[Records excerpted from a collection]

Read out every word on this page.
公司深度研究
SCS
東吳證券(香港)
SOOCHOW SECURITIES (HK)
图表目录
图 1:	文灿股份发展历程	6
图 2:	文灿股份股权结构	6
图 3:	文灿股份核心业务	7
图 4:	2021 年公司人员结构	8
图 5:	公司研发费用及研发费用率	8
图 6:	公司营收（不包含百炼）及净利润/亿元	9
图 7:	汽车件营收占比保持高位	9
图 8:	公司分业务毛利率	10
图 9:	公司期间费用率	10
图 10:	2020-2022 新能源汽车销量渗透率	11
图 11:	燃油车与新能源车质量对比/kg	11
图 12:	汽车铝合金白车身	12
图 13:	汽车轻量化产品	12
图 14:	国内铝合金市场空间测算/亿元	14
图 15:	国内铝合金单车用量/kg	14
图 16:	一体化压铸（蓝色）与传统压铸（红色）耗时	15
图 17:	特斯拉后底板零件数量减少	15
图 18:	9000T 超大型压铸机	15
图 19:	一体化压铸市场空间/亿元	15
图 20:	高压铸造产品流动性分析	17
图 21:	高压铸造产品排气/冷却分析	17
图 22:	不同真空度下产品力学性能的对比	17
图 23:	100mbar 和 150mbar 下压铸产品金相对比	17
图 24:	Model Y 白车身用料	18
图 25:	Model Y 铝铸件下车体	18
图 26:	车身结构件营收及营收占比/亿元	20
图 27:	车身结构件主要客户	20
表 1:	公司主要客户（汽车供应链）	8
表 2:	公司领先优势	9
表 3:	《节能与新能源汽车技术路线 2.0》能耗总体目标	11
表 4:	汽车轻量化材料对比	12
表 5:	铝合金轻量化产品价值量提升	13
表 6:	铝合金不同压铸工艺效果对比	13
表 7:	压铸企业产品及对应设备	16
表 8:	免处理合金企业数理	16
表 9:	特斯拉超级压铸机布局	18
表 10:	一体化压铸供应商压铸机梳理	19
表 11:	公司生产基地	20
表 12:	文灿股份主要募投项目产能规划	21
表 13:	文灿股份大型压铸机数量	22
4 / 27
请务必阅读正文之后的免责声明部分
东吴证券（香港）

TASK BRIEF:
Take the lines above and print them exactly.

RESULT:
Read out every word on this page.
公司深度研究
SCS
東吳證券(香港)
SOOCHOW SECURITIES (HK)
图表目录
图 1:	文灿股份发展历程	6
图 2:	文灿股份股权结构	6
图 3:	文灿股份核心业务	7
图 4:	2021 年公司人员结构	8
图 5:	公司研发费用及研发费用率	8
图 6:	公司营收（不包含百炼）及净利润/亿元	9
图 7:	汽车件营收占比保持高位	9
图 8:	公司分业务毛利率	10
图 9:	公司期间费用率	10
图 10:	2020-2022 新能源汽车销量渗透率	11
图 11:	燃油车与新能源车质量对比/kg	11
图 12:	汽车铝合金白车身	12
图 13:	汽车轻量化产品	12
图 14:	国内铝合金市场空间测算/亿元	14
图 15:	国内铝合金单车用量/kg	14
图 16:	一体化压铸（蓝色）与传统压铸（红色）耗时	15
图 17:	特斯拉后底板零件数量减少	15
图 18:	9000T 超大型压铸机	15
图 19:	一体化压铸市场空间/亿元	15
图 20:	高压铸造产品流动性分析	17
图 21:	高压铸造产品排气/冷却分析	17
图 22:	不同真空度下产品力学性能的对比	17
图 23:	100mbar 和 150mbar 下压铸产品金相对比	17
图 24:	Model Y 白车身用料	18
图 25:	Model Y 铝铸件下车体	18
图 26:	车身结构件营收及营收占比/亿元	20
图 27:	车身结构件主要客户	20
表 1:	公司主要客户（汽车供应链）	8
表 2:	公司领先优势	9
表 3:	《节能与新能源汽车技术路线 2.0》能耗总体目标	11
表 4:	汽车轻量化材料对比	12
表 5:	铝合金轻量化产品价值量提升	13
表 6:	铝合金不同压铸工艺效果对比	13
表 7:	压铸企业产品及对应设备	16
表 8:	免处理合金企业数理	16
表 9:	特斯拉超级压铸机布局	18
表 10:	一体化压铸供应商压铸机梳理	19
表 11:	公司生产基地	20
表 12:	文灿股份主要募投项目产能规划	21
表 13:	文灿股份大型压铸机数量	22
4 / 27
请务必阅读正文之后的免责声明部分
东吴证券（香港）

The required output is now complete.